Start of Block

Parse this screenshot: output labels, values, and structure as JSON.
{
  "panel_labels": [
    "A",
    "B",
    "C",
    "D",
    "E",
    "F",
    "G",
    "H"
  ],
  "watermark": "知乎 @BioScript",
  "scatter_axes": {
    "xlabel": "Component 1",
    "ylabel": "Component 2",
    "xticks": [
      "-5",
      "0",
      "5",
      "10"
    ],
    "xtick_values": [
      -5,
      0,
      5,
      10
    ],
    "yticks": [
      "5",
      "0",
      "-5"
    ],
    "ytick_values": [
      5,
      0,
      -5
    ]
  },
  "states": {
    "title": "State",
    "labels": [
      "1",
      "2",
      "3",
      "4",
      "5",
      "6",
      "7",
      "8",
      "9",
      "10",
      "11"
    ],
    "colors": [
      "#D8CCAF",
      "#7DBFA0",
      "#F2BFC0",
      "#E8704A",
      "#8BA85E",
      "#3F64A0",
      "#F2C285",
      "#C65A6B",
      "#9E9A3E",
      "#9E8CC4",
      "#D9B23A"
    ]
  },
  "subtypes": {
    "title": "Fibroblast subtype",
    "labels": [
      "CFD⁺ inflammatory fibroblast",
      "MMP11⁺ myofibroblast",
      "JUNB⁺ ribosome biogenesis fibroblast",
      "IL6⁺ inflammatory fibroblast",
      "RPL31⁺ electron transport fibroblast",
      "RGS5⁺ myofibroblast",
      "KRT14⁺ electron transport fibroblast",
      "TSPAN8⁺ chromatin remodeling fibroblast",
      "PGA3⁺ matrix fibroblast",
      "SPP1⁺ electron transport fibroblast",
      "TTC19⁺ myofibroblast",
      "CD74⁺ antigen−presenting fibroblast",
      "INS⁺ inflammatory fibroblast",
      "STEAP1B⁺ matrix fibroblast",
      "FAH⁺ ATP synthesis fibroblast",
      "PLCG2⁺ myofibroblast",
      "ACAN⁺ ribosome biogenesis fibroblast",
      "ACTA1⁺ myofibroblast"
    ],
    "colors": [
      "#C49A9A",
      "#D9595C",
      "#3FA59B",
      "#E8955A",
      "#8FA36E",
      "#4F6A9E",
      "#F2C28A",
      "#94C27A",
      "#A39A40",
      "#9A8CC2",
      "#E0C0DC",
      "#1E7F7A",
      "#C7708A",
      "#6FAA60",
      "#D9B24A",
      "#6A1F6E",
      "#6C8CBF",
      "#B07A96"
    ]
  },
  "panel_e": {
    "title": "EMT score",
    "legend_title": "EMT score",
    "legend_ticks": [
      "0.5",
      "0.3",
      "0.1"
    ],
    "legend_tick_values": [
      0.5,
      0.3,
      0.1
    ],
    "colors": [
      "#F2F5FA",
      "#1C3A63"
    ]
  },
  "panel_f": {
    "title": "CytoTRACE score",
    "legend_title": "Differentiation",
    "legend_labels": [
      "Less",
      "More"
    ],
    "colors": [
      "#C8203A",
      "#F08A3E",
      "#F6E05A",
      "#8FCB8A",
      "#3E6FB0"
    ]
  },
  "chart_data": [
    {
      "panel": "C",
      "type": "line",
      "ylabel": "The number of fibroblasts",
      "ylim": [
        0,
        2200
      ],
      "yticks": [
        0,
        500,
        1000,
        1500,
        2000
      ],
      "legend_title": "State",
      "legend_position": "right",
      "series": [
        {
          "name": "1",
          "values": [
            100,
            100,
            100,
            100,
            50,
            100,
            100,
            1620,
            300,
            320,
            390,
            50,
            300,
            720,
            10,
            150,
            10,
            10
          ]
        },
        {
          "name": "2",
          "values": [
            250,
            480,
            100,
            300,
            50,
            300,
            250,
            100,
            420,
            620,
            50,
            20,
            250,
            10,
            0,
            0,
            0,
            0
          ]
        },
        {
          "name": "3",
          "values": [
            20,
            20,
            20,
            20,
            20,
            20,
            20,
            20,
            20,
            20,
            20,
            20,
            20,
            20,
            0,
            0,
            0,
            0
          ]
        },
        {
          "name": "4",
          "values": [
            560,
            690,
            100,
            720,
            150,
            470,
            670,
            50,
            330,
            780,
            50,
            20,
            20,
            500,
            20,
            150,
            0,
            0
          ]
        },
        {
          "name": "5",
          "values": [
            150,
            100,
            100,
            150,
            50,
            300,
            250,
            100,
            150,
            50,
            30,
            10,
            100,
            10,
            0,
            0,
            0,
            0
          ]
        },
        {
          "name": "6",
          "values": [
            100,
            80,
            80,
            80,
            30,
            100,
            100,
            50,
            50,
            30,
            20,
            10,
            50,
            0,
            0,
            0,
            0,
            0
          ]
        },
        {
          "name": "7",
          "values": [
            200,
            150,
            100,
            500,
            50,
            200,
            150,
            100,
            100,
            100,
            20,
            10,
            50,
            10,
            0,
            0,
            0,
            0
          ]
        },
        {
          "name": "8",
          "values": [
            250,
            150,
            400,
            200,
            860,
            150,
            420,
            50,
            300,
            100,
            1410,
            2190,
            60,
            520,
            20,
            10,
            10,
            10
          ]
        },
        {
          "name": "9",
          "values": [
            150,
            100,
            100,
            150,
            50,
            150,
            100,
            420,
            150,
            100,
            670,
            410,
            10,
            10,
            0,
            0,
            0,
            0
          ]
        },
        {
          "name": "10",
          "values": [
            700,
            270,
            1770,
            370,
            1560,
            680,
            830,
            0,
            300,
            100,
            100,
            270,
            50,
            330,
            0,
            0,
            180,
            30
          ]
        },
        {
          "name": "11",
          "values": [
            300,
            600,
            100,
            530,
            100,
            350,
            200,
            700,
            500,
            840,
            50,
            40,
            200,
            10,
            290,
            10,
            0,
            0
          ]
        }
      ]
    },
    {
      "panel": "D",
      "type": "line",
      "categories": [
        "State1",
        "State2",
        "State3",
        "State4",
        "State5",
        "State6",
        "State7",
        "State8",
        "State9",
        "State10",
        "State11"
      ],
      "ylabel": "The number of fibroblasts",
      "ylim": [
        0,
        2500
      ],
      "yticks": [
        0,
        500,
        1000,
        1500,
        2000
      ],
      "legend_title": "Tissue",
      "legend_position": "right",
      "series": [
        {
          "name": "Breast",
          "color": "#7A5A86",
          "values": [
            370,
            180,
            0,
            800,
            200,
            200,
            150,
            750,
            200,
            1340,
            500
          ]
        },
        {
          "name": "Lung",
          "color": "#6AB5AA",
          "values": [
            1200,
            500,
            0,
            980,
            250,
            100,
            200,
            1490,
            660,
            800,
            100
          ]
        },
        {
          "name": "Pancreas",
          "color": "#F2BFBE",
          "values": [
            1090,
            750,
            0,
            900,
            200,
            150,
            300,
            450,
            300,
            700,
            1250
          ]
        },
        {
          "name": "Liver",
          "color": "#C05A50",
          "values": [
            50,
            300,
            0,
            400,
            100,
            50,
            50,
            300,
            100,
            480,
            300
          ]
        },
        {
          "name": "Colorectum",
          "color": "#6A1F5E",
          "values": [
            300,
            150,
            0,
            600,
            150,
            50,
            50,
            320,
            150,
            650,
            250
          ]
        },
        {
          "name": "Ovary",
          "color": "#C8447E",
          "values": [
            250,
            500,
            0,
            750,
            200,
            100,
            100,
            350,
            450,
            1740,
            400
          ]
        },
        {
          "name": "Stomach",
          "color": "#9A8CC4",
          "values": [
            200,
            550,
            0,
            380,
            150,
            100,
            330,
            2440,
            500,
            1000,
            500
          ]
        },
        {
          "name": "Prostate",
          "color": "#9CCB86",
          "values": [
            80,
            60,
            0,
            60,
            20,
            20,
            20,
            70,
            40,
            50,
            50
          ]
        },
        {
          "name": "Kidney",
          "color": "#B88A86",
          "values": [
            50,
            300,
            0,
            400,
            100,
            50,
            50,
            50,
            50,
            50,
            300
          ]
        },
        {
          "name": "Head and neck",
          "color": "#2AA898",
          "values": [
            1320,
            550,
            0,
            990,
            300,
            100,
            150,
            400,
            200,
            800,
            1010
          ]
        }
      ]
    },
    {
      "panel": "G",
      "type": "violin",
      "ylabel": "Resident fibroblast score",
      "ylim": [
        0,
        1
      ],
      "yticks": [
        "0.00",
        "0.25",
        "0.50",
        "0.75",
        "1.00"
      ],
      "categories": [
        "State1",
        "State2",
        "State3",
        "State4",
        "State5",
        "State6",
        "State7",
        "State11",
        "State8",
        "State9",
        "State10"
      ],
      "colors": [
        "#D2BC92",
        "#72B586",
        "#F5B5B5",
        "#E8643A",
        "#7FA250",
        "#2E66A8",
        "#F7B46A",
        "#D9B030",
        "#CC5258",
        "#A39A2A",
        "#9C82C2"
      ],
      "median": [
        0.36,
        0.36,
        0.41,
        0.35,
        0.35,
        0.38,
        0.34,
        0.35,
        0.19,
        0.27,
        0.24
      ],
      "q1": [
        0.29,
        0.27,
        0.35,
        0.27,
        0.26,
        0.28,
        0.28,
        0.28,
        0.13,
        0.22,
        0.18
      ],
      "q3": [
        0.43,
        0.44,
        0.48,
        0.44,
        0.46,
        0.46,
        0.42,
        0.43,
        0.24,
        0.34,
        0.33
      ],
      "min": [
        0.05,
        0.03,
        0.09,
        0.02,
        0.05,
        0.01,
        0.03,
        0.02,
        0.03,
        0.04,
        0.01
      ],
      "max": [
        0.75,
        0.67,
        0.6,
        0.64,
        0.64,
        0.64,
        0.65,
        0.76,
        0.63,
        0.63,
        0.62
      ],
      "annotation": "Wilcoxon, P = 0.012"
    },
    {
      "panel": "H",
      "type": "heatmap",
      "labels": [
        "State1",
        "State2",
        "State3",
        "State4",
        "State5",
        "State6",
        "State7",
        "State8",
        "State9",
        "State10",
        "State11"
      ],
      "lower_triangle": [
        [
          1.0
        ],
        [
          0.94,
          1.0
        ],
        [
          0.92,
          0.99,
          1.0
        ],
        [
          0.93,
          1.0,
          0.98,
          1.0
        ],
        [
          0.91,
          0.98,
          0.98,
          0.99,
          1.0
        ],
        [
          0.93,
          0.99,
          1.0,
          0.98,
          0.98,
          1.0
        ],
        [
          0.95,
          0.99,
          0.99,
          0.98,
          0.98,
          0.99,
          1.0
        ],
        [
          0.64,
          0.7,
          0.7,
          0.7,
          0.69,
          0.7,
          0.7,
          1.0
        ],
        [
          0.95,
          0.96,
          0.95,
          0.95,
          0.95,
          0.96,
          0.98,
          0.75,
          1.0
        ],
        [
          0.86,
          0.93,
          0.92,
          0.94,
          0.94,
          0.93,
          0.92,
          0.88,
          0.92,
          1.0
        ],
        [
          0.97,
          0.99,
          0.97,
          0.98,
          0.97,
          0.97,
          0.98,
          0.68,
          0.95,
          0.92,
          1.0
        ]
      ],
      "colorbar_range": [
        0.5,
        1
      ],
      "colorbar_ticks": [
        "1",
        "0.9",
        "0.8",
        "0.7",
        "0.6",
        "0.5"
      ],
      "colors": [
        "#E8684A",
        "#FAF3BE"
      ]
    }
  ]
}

End of Block

■ Task ■
Return all lines from the data above with "transport" in them.

■ The completed task ■
      "RPL31⁺ electron transport fibroblast",
      "KRT14⁺ electron transport fibroblast",
      "SPP1⁺ electron transport fibroblast",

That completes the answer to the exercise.